### What is expected
Pictures do not belong in the copy. Return all of the entries exactly.

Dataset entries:
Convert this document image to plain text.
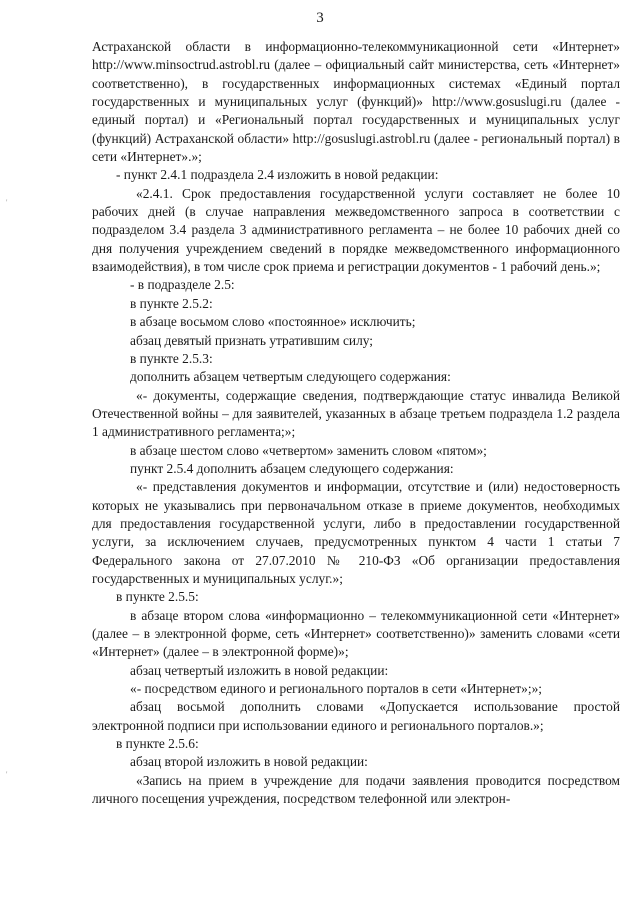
3
'
'

Астраханской области в информационно-телекоммуникационной сети «Интернет» http://www.minsoctrud.astrobl.ru (далее – официальный сайт министерства, сеть «Интернет» соответственно), в государственных информационных системах «Единый портал государственных и муниципальных услуг (функций)» http://www.gosuslugi.ru (далее - единый портал) и «Региональный портал государственных и муниципальных услуг (функций) Астраханской области» http://gosuslugi.astrobl.ru (далее - региональный портал) в сети «Интернет».»;

- пункт 2.4.1 подраздела 2.4 изложить в новой редакции:

«2.4.1. Срок предоставления государственной услуги составляет не более 10 рабочих дней (в случае направления межведомственного запроса в соответствии с подразделом 3.4 раздела 3 административного регламента – не более 10 рабочих дней со дня получения учреждением сведений в порядке межведомственного информационного взаимодействия), в том числе срок приема и регистрации документов - 1 рабочий день.»;

- в подразделе 2.5:

в пункте 2.5.2:

в абзаце восьмом слово «постоянное» исключить;

абзац девятый признать утратившим силу;

в пункте 2.5.3:

дополнить абзацем четвертым следующего содержания:

«- документы, содержащие сведения, подтверждающие статус инвалида Великой Отечественной войны – для заявителей, указанных в абзаце третьем подраздела 1.2 раздела 1 административного регламента;»;

в абзаце шестом слово «четвертом» заменить словом «пятом»;

пункт 2.5.4 дополнить абзацем следующего содержания:

«- представления документов и информации, отсутствие и (или) недостоверность которых не указывались при первоначальном отказе в приеме документов, необходимых для предоставления государственной услуги, либо в предоставлении государственной услуги, за исключением случаев, предусмотренных пунктом 4 части 1 статьи 7 Федерального закона от 27.07.2010 № 210-ФЗ «Об организации предоставления государственных и муниципальных услуг.»;

в пункте 2.5.5:

в абзаце втором слова «информационно – телекоммуникационной сети «Интернет» (далее – в электронной форме, сеть «Интернет» соответственно)» заменить словами «сети «Интернет» (далее – в электронной форме)»;

абзац четвертый изложить в новой редакции:

«- посредством единого и регионального порталов в сети «Интернет»;»;

абзац восьмой дополнить словами «Допускается использование простой электронной подписи при использовании единого и регионального порталов.»;

в пункте 2.5.6:

абзац второй изложить в новой редакции:

«Запись на прием в учреждение для подачи заявления проводится посредством личного посещения учреждения, посредством телефонной или электрон-
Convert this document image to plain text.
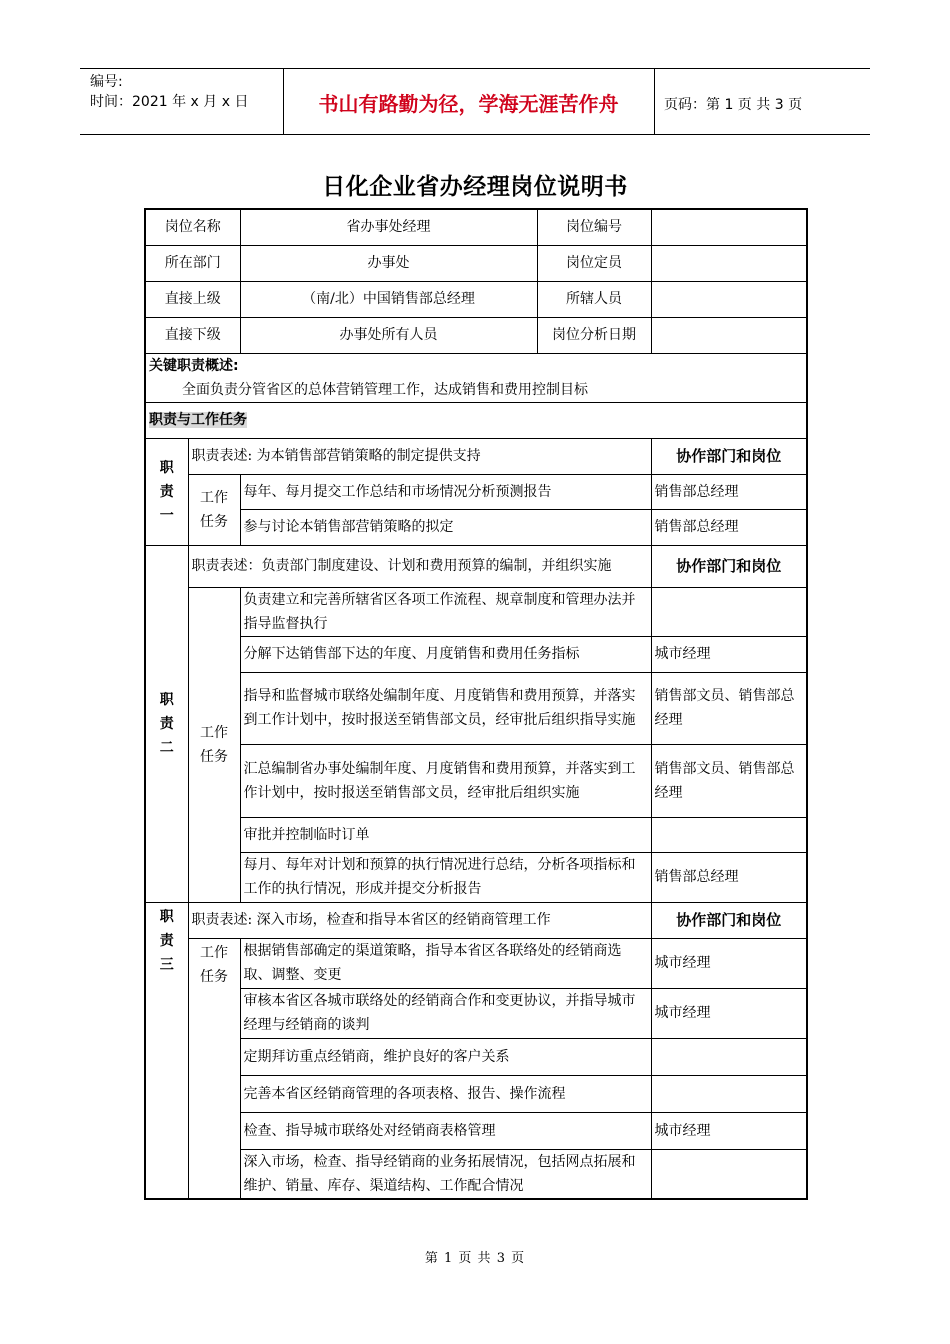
编号:
时间：2021 年 x 月 x 日	书山有路勤为径，学海无涯苦作舟	页码：第 1 页 共 3 页
日化企业省办经理岗位说明书
岗位名称		省办事处经理	岗位编号	
所在部门		办事处	岗位定员	
直接上级		（南/北）中国销售部总经理	所辖人员	
直接下级		办事处所有人员	岗位分析日期	
关键职责概述:
全面负责分管省区的总体营销管理工作，达成销售和费用控制目标				

职责与工作任务				

职
责
一	职责表述: 为本销售部营销策略的制定提供支持			协作部门和岗位

	工作
任务	每年、每月提交工作总结和市场情况分析预测报告		销售部总经理
		参与讨论本销售部营销策略的拟定		销售部总经理

职
责
二	职责表述：负责部门制度建设、计划和费用预算的编制，并组织实施			协作部门和岗位

	工作
任务	负责建立和完善所辖省区各项工作流程、规章制度和管理办法并指导监督执行		
		分解下达销售部下达的年度、月度销售和费用任务指标		城市经理
		指导和监督城市联络处编制年度、月度销售和费用预算，并落实到工作计划中，按时报送至销售部文员，经审批后组织指导实施		销售部文员、销售部总经理
		汇总编制省办事处编制年度、月度销售和费用预算，并落实到工作计划中，按时报送至销售部文员，经审批后组织实施		销售部文员、销售部总经理
		审批并控制临时订单		
		每月、每年对计划和预算的执行情况进行总结，分析各项指标和工作的执行情况，形成并提交分析报告		销售部总经理

职
责
三	职责表述: 深入市场，检查和指导本省区的经销商管理工作			协作部门和岗位

	工作
任务	根据销售部确定的渠道策略，指导本省区各联络处的经销商选取、调整、变更		城市经理
		审核本省区各城市联络处的经销商合作和变更协议，并指导城市经理与经销商的谈判		城市经理
		定期拜访重点经销商，维护良好的客户关系		
		完善本省区经销商管理的各项表格、报告、操作流程		
		检查、指导城市联络处对经销商表格管理		城市经理
		深入市场，检查、指导经销商的业务拓展情况，包括网点拓展和维护、销量、库存、渠道结构、工作配合情况		
第 1 页 共 3 页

### Result for this exercise
Convert this document image to plain text.
3
'
'

Астраханской области в информационно-телекоммуникационной сети «Интернет» http://www.minsoctrud.astrobl.ru (далее – официальный сайт министерства, сеть «Интернет» соответственно), в государственных информационных системах «Единый портал государственных и муниципальных услуг (функций)» http://www.gosuslugi.ru (далее - единый портал) и «Региональный портал государственных и муниципальных услуг (функций) Астраханской области» http://gosuslugi.astrobl.ru (далее - региональный портал) в сети «Интернет».»;

- пункт 2.4.1 подраздела 2.4 изложить в новой редакции:

«2.4.1. Срок предоставления государственной услуги составляет не более 10 рабочих дней (в случае направления межведомственного запроса в соответствии с подразделом 3.4 раздела 3 административного регламента – не более 10 рабочих дней со дня получения учреждением сведений в порядке межведомственного информационного взаимодействия), в том числе срок приема и регистрации документов - 1 рабочий день.»;

- в подразделе 2.5:

в пункте 2.5.2:

в абзаце восьмом слово «постоянное» исключить;

абзац девятый признать утратившим силу;

в пункте 2.5.3:

дополнить абзацем четвертым следующего содержания:

«- документы, содержащие сведения, подтверждающие статус инвалида Великой Отечественной войны – для заявителей, указанных в абзаце третьем подраздела 1.2 раздела 1 административного регламента;»;

в абзаце шестом слово «четвертом» заменить словом «пятом»;

пункт 2.5.4 дополнить абзацем следующего содержания:

«- представления документов и информации, отсутствие и (или) недостоверность которых не указывались при первоначальном отказе в приеме документов, необходимых для предоставления государственной услуги, либо в предоставлении государственной услуги, за исключением случаев, предусмотренных пунктом 4 части 1 статьи 7 Федерального закона от 27.07.2010 № 210-ФЗ «Об организации предоставления государственных и муниципальных услуг.»;

в пункте 2.5.5:

в абзаце втором слова «информационно – телекоммуникационной сети «Интернет» (далее – в электронной форме, сеть «Интернет» соответственно)» заменить словами «сети «Интернет» (далее – в электронной форме)»;

абзац четвертый изложить в новой редакции:

«- посредством единого и регионального порталов в сети «Интернет»;»;

абзац восьмой дополнить словами «Допускается использование простой электронной подписи при использовании единого и регионального порталов.»;

в пункте 2.5.6:

абзац второй изложить в новой редакции:

«Запись на прием в учреждение для подачи заявления проводится посредством личного посещения учреждения, посредством телефонной или электрон-
Convert this document image to plain text.
编号:
时间：2021 年 x 月 x 日	书山有路勤为径，学海无涯苦作舟	页码：第 1 页 共 3 页
日化企业省办经理岗位说明书
岗位名称		省办事处经理	岗位编号	
所在部门		办事处	岗位定员	
直接上级		（南/北）中国销售部总经理	所辖人员	
直接下级		办事处所有人员	岗位分析日期	
关键职责概述:
全面负责分管省区的总体营销管理工作，达成销售和费用控制目标				

职责与工作任务				

职
责
一	职责表述: 为本销售部营销策略的制定提供支持			协作部门和岗位

	工作
任务	每年、每月提交工作总结和市场情况分析预测报告		销售部总经理
		参与讨论本销售部营销策略的拟定		销售部总经理

职
责
二	职责表述：负责部门制度建设、计划和费用预算的编制，并组织实施			协作部门和岗位

	工作
任务	负责建立和完善所辖省区各项工作流程、规章制度和管理办法并指导监督执行		
		分解下达销售部下达的年度、月度销售和费用任务指标		城市经理
		指导和监督城市联络处编制年度、月度销售和费用预算，并落实到工作计划中，按时报送至销售部文员，经审批后组织指导实施		销售部文员、销售部总经理
		汇总编制省办事处编制年度、月度销售和费用预算，并落实到工作计划中，按时报送至销售部文员，经审批后组织实施		销售部文员、销售部总经理
		审批并控制临时订单		
		每月、每年对计划和预算的执行情况进行总结，分析各项指标和工作的执行情况，形成并提交分析报告		销售部总经理

职
责
三	职责表述: 深入市场，检查和指导本省区的经销商管理工作			协作部门和岗位

	工作
任务	根据销售部确定的渠道策略，指导本省区各联络处的经销商选取、调整、变更		城市经理
		审核本省区各城市联络处的经销商合作和变更协议，并指导城市经理与经销商的谈判		城市经理
		定期拜访重点经销商，维护良好的客户关系		
		完善本省区经销商管理的各项表格、报告、操作流程		
		检查、指导城市联络处对经销商表格管理		城市经理
		深入市场，检查、指导经销商的业务拓展情况，包括网点拓展和维护、销量、库存、渠道结构、工作配合情况		
第 1 页 共 3 页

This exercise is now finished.